> [EXERCISE PROMPT]: Render the records starting at the line that contains "y2-tick-label: 10.00% [868, 385, 906, 397]" and ending at the line that contains "y2-tick-label: 70.00% [868, 120, 906, 132]" as a Markdown table with the columns Row and Entry, omitting blank lines. Give a row number and the full line for each.

--- begin ---

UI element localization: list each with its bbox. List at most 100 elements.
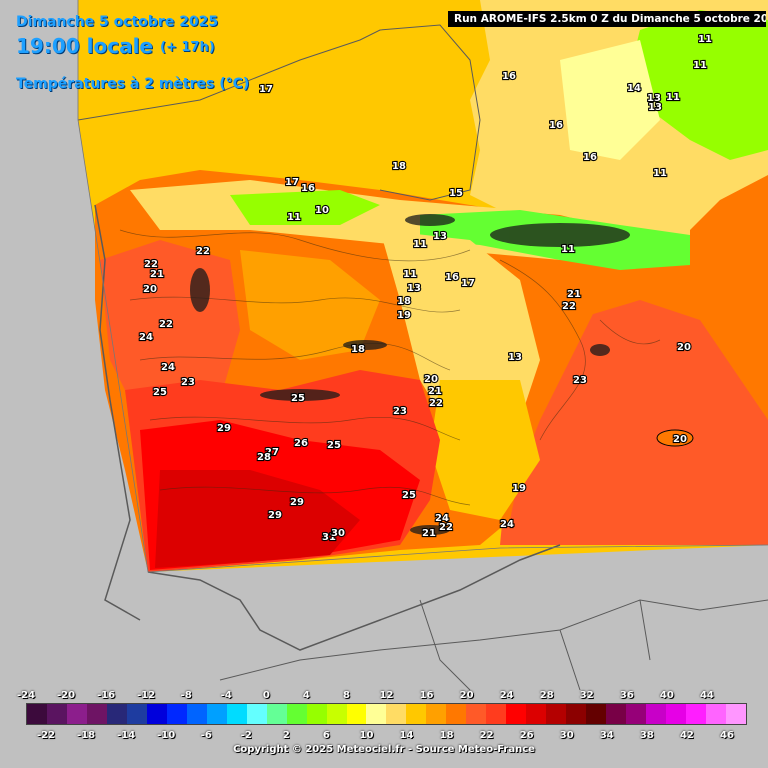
temperature-label: 11 xyxy=(287,212,301,223)
temperature-label: 18 xyxy=(351,344,365,355)
legend-tick: 20 xyxy=(459,690,474,701)
legend-swatch xyxy=(326,704,347,724)
legend-tick: -6 xyxy=(200,730,212,741)
legend-tick: -12 xyxy=(137,690,156,701)
legend-tick: 10 xyxy=(359,730,374,741)
temperature-label: 20 xyxy=(424,374,438,385)
legend-tick: 30 xyxy=(559,730,574,741)
legend-swatch xyxy=(566,704,587,724)
legend-swatch xyxy=(66,704,87,724)
temperature-label: 29 xyxy=(268,510,282,521)
meseta-orange xyxy=(240,250,380,360)
legend-tick: 38 xyxy=(639,730,654,741)
legend-swatch xyxy=(146,704,167,724)
legend-tick: 8 xyxy=(342,690,350,701)
temperature-label: 13 xyxy=(647,93,661,104)
cantabrian-green xyxy=(230,190,380,225)
legend-tick: 0 xyxy=(262,690,270,701)
temperature-label: 29 xyxy=(217,423,231,434)
legend-swatch xyxy=(266,704,287,724)
legend-swatch xyxy=(546,704,567,724)
temperature-label: 16 xyxy=(549,120,563,131)
legend-swatch xyxy=(586,704,607,724)
temperature-label: 21 xyxy=(150,269,164,280)
temperature-label: 13 xyxy=(433,231,447,242)
header-date: Dimanche 5 octobre 2025 xyxy=(16,14,219,30)
legend-tick: 18 xyxy=(439,730,454,741)
temperature-label: 21 xyxy=(567,289,581,300)
temperature-label: 17 xyxy=(259,84,273,95)
legend-tick: 24 xyxy=(499,690,514,701)
run-label: Run AROME-IFS 2.5km 0 Z du Dimanche 5 oc… xyxy=(448,11,766,27)
temperature-label: 11 xyxy=(561,244,575,255)
legend-swatch xyxy=(86,704,107,724)
legend-tick: 44 xyxy=(699,690,714,701)
temperature-label: 11 xyxy=(698,34,712,45)
legend-tick: -22 xyxy=(36,730,56,741)
legend-tick: 22 xyxy=(479,730,494,741)
legend-swatch xyxy=(526,704,547,724)
temperature-label: 20 xyxy=(673,434,687,445)
temperature-label: 31 xyxy=(322,532,336,543)
temperature-label: 22 xyxy=(429,398,443,409)
temperature-label: 22 xyxy=(159,319,173,330)
temperature-label: 17 xyxy=(461,278,475,289)
temperature-labels: 1718171611101511131113161718192222212022… xyxy=(138,33,713,544)
legend-tick: 36 xyxy=(619,690,634,701)
temperature-label: 20 xyxy=(143,284,157,295)
legend-tick: 46 xyxy=(720,730,734,741)
header-variable: Températures à 2 mètres (°C) xyxy=(16,76,250,92)
temperature-label: 22 xyxy=(144,259,158,270)
temperature-label: 16 xyxy=(502,71,516,82)
legend-swatch xyxy=(226,704,247,724)
legend-tick: -14 xyxy=(117,730,136,741)
temperature-label: 13 xyxy=(407,283,421,294)
legend-swatch xyxy=(346,704,367,724)
contour-lines xyxy=(119,229,661,506)
temperature-label: 25 xyxy=(402,490,416,501)
legend-tick: 26 xyxy=(519,730,534,741)
temperature-label: 11 xyxy=(653,168,667,179)
legend-tick: 40 xyxy=(659,690,674,701)
border-africa xyxy=(219,599,768,681)
temperature-label: 11 xyxy=(403,269,417,280)
temperature-label: 11 xyxy=(693,60,707,71)
legend-swatch xyxy=(426,704,447,724)
temperature-label: 30 xyxy=(331,528,345,539)
legend-swatch xyxy=(366,704,387,724)
temperature-label: 22 xyxy=(562,301,576,312)
temperature-label: 18 xyxy=(397,296,411,307)
legend-swatch xyxy=(606,704,627,724)
temperature-label: 16 xyxy=(583,152,597,163)
legend-tick: -2 xyxy=(240,730,252,741)
temperature-label: 19 xyxy=(512,483,526,494)
temperature-label: 24 xyxy=(139,332,153,343)
legend-tick: -24 xyxy=(16,690,36,701)
domain-boundary xyxy=(77,0,768,573)
legend-tick: 12 xyxy=(379,690,394,701)
temperature-label: 16 xyxy=(301,183,315,194)
temperature-label: 24 xyxy=(435,513,449,524)
coastline-portugal xyxy=(94,204,141,621)
legend-swatch xyxy=(486,704,507,724)
temperature-label: 21 xyxy=(428,386,442,397)
temperature-label: 11 xyxy=(666,92,680,103)
legend-tick: -10 xyxy=(157,730,176,741)
legend-swatch xyxy=(106,704,127,724)
legend-tick: -18 xyxy=(77,730,96,741)
legend-tick: -16 xyxy=(97,690,116,701)
iberia-south-hottest xyxy=(155,470,360,568)
temperature-label: 13 xyxy=(648,102,662,113)
legend-tick: 16 xyxy=(419,690,434,701)
legend-swatch xyxy=(206,704,227,724)
temperature-label: 18 xyxy=(392,161,406,172)
legend-swatch xyxy=(685,704,706,724)
temperature-label: 15 xyxy=(449,188,463,199)
temperature-label: 29 xyxy=(290,497,304,508)
legend-swatch xyxy=(406,704,427,724)
temperature-label: 21 xyxy=(422,528,436,539)
temperature-label: 25 xyxy=(327,440,341,451)
legend-swatch xyxy=(286,704,307,724)
legend-tick: -20 xyxy=(57,690,76,701)
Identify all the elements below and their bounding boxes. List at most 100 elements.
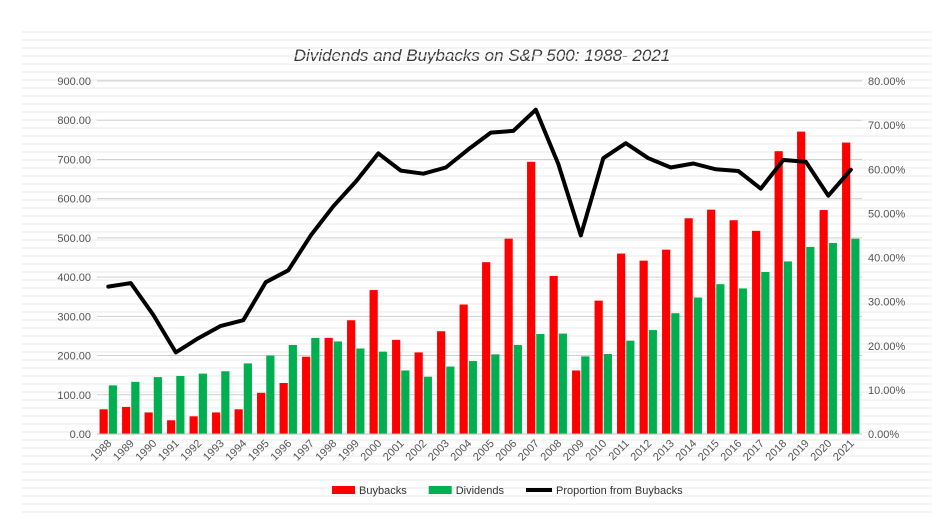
y2-tick-label: 10.00% [868, 385, 906, 397]
x-tick-label: 2018 [764, 438, 790, 464]
x-tick-label: 1997 [291, 438, 317, 464]
buybacks-bar [369, 290, 378, 434]
x-tick-label: 2009 [561, 438, 587, 464]
y2-tick-label: 70.00% [868, 120, 906, 132]
dividends-bar [626, 340, 635, 434]
x-tick-label: 2017 [741, 438, 767, 464]
buybacks-bar [707, 209, 716, 434]
x-axis: 1988198919901991199219931994199519961997… [89, 433, 862, 464]
x-tick-label: 2014 [674, 438, 700, 464]
buybacks-bar [437, 331, 446, 434]
buybacks-bar [527, 161, 536, 434]
x-tick-label: 2003 [426, 438, 452, 464]
buybacks-bar [257, 392, 266, 434]
buybacks-bar [752, 230, 761, 434]
buybacks-bar [774, 151, 783, 435]
dividends-bar [221, 371, 230, 434]
buybacks-bar [729, 220, 738, 434]
y2-tick-label: 20.00% [868, 341, 906, 353]
buybacks-bar [662, 249, 671, 434]
buybacks-bar [549, 275, 558, 434]
x-tick-label: 2007 [516, 438, 542, 464]
buybacks-bar [482, 262, 491, 434]
proportion-line [106, 107, 853, 355]
x-tick-label: 1999 [336, 438, 362, 464]
dividends-bar [761, 272, 770, 434]
buybacks-bar [684, 218, 693, 434]
buybacks-bar [639, 260, 648, 434]
dividends-bar [558, 333, 567, 434]
x-tick-label: 1993 [201, 438, 227, 464]
buybacks-bar [594, 300, 603, 434]
buybacks-bar [459, 304, 468, 434]
buybacks-bar [819, 210, 828, 434]
dividends-bar [131, 381, 140, 434]
y-axis-left: 0.00 100.00 200.00 300.00 400.00 500.00 600.00… [57, 76, 91, 441]
buybacks-bar [504, 238, 513, 434]
dividends-bar [491, 354, 500, 434]
background-lines [22, 31, 932, 513]
buybacks-bar [324, 337, 333, 434]
x-tick-label: 1995 [246, 438, 272, 464]
dividends-bar [851, 238, 860, 434]
buybacks-bar [842, 142, 851, 434]
x-tick-label: 2015 [696, 438, 722, 464]
dividends-bar [401, 370, 410, 434]
x-tick-label: 1990 [134, 438, 160, 464]
x-tick-label: 2010 [584, 438, 610, 464]
legend-swatch-dividends [428, 486, 452, 494]
buybacks-bar [167, 420, 176, 434]
x-tick-label: 2019 [786, 438, 812, 464]
x-tick-label: 2016 [719, 438, 745, 464]
dividends-bar [311, 337, 320, 434]
y2-tick-label: 40.00% [868, 253, 906, 265]
dividends-bar [581, 356, 590, 434]
dividends-bar [108, 385, 117, 434]
y2-tick-label: 80.00% [868, 76, 906, 88]
dividends-bar [536, 333, 545, 434]
buybacks-bar [99, 409, 108, 434]
x-tick-label: 1988 [89, 438, 115, 464]
x-tick-label: 2021 [831, 438, 857, 464]
buybacks-bar [144, 412, 153, 434]
dividends-bar [783, 261, 792, 434]
dividends-bar [153, 377, 162, 434]
x-tick-label: 2005 [471, 438, 497, 464]
x-tick-label: 2006 [494, 438, 520, 464]
buybacks-bar [572, 370, 581, 434]
dividends-bar [716, 284, 725, 434]
legend-swatch-buybacks [332, 486, 355, 494]
dividends-bar [266, 355, 275, 434]
x-tick-label: 2012 [629, 438, 655, 464]
dividends-bar [828, 242, 837, 434]
y-tick-label: 900.00 [57, 76, 91, 88]
x-tick-label: 1992 [179, 438, 205, 464]
buybacks-bar [617, 253, 626, 434]
y-tick-label: 200.00 [57, 351, 91, 363]
dividends-bar [243, 363, 252, 434]
dividends-bar [198, 373, 207, 434]
dividends-bar [806, 246, 815, 434]
y-tick-label: 600.00 [57, 194, 91, 206]
dividends-bar [603, 353, 612, 434]
dividends-bar [468, 361, 477, 434]
y-tick-label: 100.00 [57, 390, 91, 402]
buybacks-bar [279, 383, 288, 434]
buybacks-bar [234, 409, 243, 434]
x-tick-label: 2008 [539, 438, 565, 464]
y2-tick-label: 50.00% [868, 208, 906, 220]
buybacks-bar [122, 406, 131, 434]
legend-label: Dividends [456, 485, 505, 497]
gridlines [97, 80, 862, 435]
dividends-bar [648, 330, 657, 434]
dividends-bar [288, 344, 297, 434]
dividends-bar [356, 348, 365, 434]
legend: Buybacks Dividends Proportion from Buyback… [332, 485, 683, 497]
y-tick-label: 400.00 [57, 272, 91, 284]
y2-tick-label: 60.00% [868, 164, 906, 176]
legend-label: Buybacks [359, 485, 407, 497]
dividends-bar [333, 341, 342, 434]
x-tick-label: 1998 [314, 438, 340, 464]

--- end ---

> [RESULT]:
| Row | Entry |
|---|---|
| 1 | y2-tick-label: 10.00% [868, 385, 906, 397] |
| 2 | x-tick-label: 2018 [764, 438, 790, 464] |
| 3 | x-tick-label: 1997 [291, 438, 317, 464] |
| 4 | buybacks-bar [369, 290, 378, 434] |
| 5 | x-tick-label: 2009 [561, 438, 587, 464] |
| 6 | y2-tick-label: 70.00% [868, 120, 906, 132] |